WHAT YOU WILL DO: Pick out and copy every line in the records that contains the string "Pile". Only matches with the same uppercase and lowercase letters count.

— start SUPPLIED RECORDS —

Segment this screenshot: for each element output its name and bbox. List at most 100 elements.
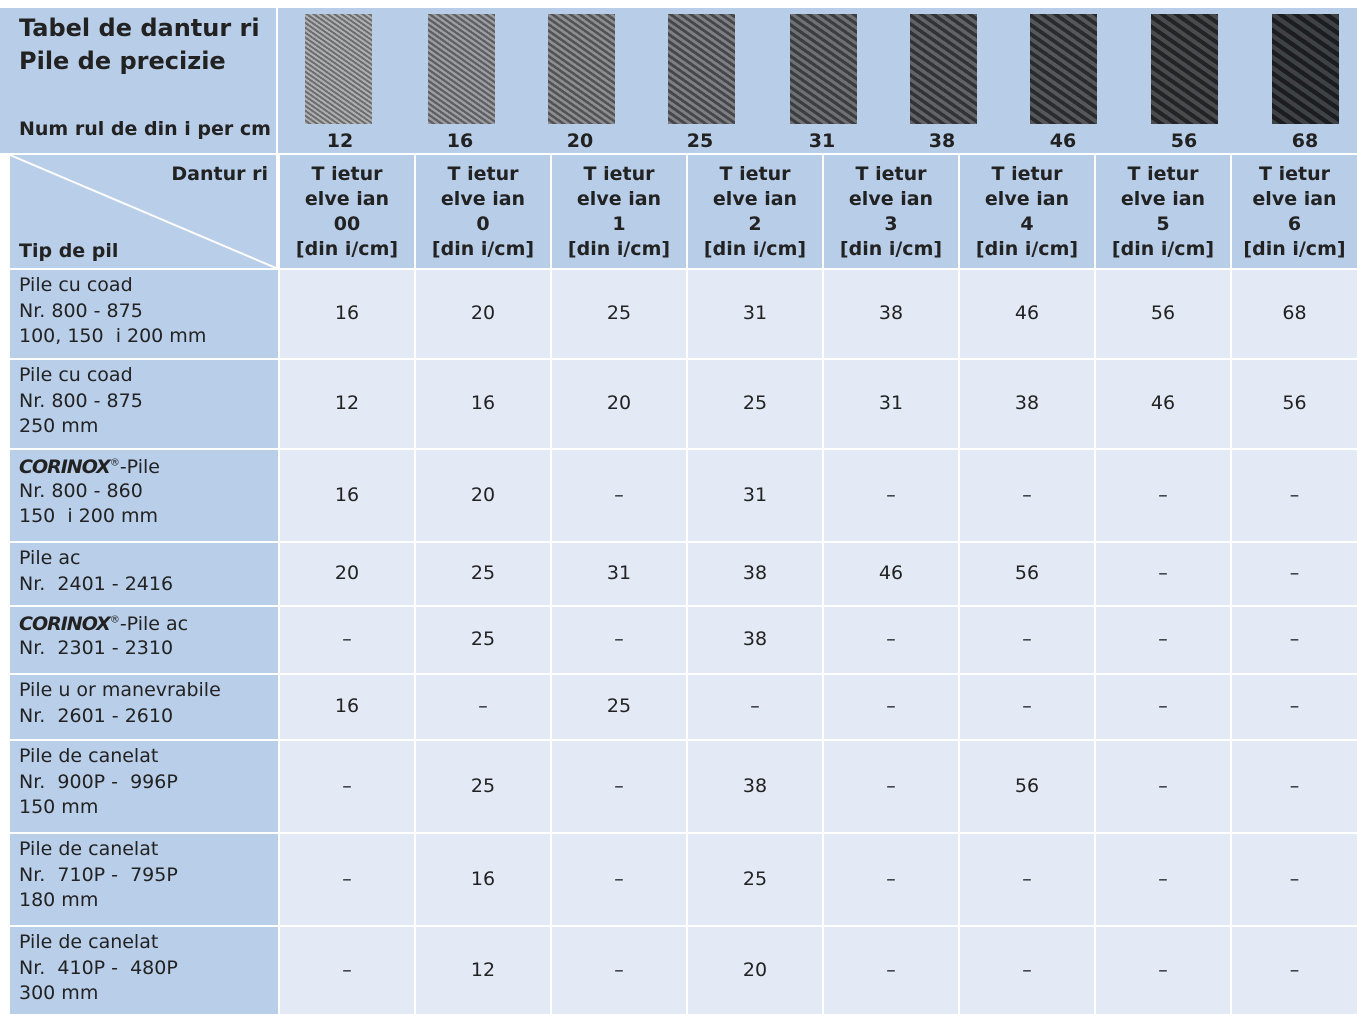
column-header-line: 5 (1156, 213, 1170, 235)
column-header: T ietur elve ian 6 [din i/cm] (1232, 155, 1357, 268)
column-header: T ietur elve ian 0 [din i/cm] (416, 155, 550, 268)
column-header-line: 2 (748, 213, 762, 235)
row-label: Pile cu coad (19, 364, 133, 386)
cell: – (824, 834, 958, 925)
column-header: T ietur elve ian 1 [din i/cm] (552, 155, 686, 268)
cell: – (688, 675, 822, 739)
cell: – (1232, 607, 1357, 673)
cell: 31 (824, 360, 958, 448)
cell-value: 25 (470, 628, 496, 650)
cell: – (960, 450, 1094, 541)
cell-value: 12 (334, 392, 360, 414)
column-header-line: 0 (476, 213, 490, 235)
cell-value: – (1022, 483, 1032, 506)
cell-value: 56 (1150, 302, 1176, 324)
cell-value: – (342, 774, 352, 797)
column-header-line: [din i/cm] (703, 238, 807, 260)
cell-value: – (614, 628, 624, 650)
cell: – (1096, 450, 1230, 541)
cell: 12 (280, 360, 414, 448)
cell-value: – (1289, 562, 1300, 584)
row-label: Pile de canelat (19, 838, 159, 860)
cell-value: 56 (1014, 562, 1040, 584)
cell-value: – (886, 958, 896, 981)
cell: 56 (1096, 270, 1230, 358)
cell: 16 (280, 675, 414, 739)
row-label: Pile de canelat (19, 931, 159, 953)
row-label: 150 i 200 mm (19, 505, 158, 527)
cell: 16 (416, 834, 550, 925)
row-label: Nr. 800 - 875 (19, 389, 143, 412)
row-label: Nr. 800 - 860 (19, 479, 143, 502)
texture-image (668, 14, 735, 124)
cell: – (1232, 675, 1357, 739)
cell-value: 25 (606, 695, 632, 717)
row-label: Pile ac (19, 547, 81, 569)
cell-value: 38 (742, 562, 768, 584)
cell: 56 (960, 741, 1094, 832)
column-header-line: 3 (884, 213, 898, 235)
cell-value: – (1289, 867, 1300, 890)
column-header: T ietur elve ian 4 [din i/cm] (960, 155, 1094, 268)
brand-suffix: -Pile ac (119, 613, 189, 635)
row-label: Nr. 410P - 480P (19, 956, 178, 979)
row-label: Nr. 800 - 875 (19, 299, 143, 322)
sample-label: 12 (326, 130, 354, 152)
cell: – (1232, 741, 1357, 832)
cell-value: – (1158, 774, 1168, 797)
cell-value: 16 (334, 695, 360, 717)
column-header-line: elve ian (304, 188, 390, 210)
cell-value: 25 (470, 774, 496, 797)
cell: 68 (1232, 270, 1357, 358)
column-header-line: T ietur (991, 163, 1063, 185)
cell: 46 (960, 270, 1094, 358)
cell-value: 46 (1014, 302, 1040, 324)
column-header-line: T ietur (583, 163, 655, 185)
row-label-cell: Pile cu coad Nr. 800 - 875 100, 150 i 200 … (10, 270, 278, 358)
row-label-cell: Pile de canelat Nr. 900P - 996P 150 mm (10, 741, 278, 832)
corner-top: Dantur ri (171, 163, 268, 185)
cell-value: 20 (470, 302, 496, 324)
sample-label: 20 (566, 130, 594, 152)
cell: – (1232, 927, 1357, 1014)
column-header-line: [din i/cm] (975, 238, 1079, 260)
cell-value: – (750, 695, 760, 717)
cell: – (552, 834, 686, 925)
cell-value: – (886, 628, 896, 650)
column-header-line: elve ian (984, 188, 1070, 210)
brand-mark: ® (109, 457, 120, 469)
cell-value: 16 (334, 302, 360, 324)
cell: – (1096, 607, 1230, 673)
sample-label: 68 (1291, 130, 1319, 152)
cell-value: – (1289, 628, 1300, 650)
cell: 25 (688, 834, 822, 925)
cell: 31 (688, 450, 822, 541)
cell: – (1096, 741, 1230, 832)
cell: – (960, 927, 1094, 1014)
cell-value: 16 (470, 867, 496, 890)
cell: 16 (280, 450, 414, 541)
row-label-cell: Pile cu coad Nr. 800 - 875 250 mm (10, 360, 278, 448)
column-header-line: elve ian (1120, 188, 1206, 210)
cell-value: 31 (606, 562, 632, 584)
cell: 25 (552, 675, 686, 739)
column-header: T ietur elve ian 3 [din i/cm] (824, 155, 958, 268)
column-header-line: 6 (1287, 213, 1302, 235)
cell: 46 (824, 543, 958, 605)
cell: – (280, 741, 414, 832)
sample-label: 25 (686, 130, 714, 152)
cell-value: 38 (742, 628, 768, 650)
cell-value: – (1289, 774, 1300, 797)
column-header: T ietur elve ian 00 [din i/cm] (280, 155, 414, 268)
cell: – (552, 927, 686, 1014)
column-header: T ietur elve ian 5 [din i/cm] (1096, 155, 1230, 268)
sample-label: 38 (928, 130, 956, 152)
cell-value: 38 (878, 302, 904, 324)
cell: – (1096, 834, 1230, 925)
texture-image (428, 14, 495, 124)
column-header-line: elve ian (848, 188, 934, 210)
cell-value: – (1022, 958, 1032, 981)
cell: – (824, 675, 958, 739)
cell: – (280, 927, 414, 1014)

— end SUPPLIED RECORDS —

CORRECT RESULT:
row-label: Pile cu coad (19, 364, 133, 386)
row-label: Pile de canelat (19, 838, 159, 860)
row-label: Pile de canelat (19, 931, 159, 953)
row-label: Pile ac (19, 547, 81, 569)
brand-suffix: -Pile ac (119, 613, 189, 635)
row-label-cell: Pile cu coad Nr. 800 - 875 100, 150 i 200 … (10, 270, 278, 358)
row-label-cell: Pile de canelat Nr. 900P - 996P 150 mm (10, 741, 278, 832)
row-label-cell: Pile cu coad Nr. 800 - 875 250 mm (10, 360, 278, 448)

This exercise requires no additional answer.